Nothing but an exact copy of the data should be output.

- **Dataset content**
○ ○ ○ ○ ○ ○ ○

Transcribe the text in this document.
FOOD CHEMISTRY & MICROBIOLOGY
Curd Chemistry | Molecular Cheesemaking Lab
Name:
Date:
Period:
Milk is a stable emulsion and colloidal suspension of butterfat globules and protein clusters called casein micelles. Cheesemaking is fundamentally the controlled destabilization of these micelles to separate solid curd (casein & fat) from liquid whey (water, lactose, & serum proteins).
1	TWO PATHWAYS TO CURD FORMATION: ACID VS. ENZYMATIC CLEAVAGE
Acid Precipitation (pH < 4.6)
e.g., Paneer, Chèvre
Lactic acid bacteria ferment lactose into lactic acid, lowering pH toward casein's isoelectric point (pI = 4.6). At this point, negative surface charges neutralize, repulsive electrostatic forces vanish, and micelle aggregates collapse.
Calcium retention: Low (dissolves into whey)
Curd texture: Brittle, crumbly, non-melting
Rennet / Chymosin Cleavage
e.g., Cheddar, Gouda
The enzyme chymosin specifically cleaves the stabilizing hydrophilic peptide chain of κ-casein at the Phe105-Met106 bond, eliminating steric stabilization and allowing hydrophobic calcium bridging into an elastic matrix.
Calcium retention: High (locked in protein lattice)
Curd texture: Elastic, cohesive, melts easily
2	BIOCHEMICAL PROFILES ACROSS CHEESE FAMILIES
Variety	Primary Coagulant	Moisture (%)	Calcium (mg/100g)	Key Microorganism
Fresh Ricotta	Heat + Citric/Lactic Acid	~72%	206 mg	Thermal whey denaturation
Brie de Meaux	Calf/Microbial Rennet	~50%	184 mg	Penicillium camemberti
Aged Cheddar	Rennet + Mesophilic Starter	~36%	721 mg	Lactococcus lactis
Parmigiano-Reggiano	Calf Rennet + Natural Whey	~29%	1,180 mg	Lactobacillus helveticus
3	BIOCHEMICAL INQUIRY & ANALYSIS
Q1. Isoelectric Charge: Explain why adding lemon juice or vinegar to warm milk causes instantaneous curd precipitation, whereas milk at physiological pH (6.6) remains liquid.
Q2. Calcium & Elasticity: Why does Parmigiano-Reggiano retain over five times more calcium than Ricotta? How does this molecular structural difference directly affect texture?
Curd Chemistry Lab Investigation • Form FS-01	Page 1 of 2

○ ○ ○ ○ ○ ○ ○

- **Written reply**
Transcribe the text in this document.
FOOD CHEMISTRY & MICROBIOLOGY
Curd Chemistry | Molecular Cheesemaking Lab
Name:
Date:
Period:
Milk is a stable emulsion and colloidal suspension of butterfat globules and protein clusters called casein micelles. Cheesemaking is fundamentally the controlled destabilization of these micelles to separate solid curd (casein & fat) from liquid whey (water, lactose, & serum proteins).
1	TWO PATHWAYS TO CURD FORMATION: ACID VS. ENZYMATIC CLEAVAGE
Acid Precipitation (pH < 4.6)
e.g., Paneer, Chèvre
Lactic acid bacteria ferment lactose into lactic acid, lowering pH toward casein's isoelectric point (pI = 4.6). At this point, negative surface charges neutralize, repulsive electrostatic forces vanish, and micelle aggregates collapse.
Calcium retention: Low (dissolves into whey)
Curd texture: Brittle, crumbly, non-melting
Rennet / Chymosin Cleavage
e.g., Cheddar, Gouda
The enzyme chymosin specifically cleaves the stabilizing hydrophilic peptide chain of κ-casein at the Phe105-Met106 bond, eliminating steric stabilization and allowing hydrophobic calcium bridging into an elastic matrix.
Calcium retention: High (locked in protein lattice)
Curd texture: Elastic, cohesive, melts easily
2	BIOCHEMICAL PROFILES ACROSS CHEESE FAMILIES
Variety	Primary Coagulant	Moisture (%)	Calcium (mg/100g)	Key Microorganism
Fresh Ricotta	Heat + Citric/Lactic Acid	~72%	206 mg	Thermal whey denaturation
Brie de Meaux	Calf/Microbial Rennet	~50%	184 mg	Penicillium camemberti
Aged Cheddar	Rennet + Mesophilic Starter	~36%	721 mg	Lactococcus lactis
Parmigiano-Reggiano	Calf Rennet + Natural Whey	~29%	1,180 mg	Lactobacillus helveticus
3	BIOCHEMICAL INQUIRY & ANALYSIS
Q1. Isoelectric Charge: Explain why adding lemon juice or vinegar to warm milk causes instantaneous curd precipitation, whereas milk at physiological pH (6.6) remains liquid.
Q2. Calcium & Elasticity: Why does Parmigiano-Reggiano retain over five times more calcium than Ricotta? How does this molecular structural difference directly affect texture?
Curd Chemistry Lab Investigation • Form FS-01	Page 1 of 2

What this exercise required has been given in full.